● Given records
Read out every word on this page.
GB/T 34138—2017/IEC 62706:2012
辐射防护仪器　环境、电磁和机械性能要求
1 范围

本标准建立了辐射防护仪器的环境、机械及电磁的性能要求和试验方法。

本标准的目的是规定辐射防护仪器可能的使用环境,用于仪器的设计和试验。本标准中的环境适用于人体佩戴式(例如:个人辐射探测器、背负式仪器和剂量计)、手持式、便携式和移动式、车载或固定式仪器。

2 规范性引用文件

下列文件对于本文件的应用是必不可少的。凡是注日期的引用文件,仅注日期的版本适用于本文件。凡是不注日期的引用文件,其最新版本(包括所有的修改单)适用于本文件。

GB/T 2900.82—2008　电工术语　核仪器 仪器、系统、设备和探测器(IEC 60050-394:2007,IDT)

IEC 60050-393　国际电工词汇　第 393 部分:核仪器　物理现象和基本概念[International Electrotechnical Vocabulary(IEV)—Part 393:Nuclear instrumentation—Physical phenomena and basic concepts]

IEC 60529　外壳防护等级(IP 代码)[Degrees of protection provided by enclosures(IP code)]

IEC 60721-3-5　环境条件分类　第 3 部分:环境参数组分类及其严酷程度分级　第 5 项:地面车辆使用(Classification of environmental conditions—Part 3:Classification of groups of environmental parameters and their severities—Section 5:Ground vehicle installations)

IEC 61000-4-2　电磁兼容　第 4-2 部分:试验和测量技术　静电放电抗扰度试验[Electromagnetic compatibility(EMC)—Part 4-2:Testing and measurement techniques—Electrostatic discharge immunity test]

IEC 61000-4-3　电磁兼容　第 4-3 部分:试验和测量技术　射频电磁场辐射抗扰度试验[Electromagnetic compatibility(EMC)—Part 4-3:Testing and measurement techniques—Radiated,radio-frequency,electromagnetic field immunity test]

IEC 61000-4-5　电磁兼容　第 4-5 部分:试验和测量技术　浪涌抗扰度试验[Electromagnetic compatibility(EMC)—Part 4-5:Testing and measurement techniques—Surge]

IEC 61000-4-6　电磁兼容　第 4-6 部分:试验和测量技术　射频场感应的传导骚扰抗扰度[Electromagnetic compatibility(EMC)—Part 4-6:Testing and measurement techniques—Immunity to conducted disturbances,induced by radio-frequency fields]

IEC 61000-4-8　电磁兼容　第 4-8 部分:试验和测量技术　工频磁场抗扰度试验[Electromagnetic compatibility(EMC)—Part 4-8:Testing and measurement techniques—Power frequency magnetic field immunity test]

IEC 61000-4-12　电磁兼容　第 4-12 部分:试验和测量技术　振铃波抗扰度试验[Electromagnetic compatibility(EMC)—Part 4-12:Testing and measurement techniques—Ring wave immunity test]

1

● What to produce
Scan the material above. Copy each line where "frequency" occurs.

● Finished task
IEC 61000-4-3　电磁兼容　第 4-3 部分:试验和测量技术　射频电磁场辐射抗扰度试验[Electromagnetic compatibility(EMC)—Part 4-3:Testing and measurement techniques—Radiated,radio-frequency,electromagnetic field immunity test]
IEC 61000-4-6　电磁兼容　第 4-6 部分:试验和测量技术　射频场感应的传导骚扰抗扰度[Electromagnetic compatibility(EMC)—Part 4-6:Testing and measurement techniques—Immunity to conducted disturbances,induced by radio-frequency fields]
IEC 61000-4-8　电磁兼容　第 4-8 部分:试验和测量技术　工频磁场抗扰度试验[Electromagnetic compatibility(EMC)—Part 4-8:Testing and measurement techniques—Power frequency magnetic field immunity test]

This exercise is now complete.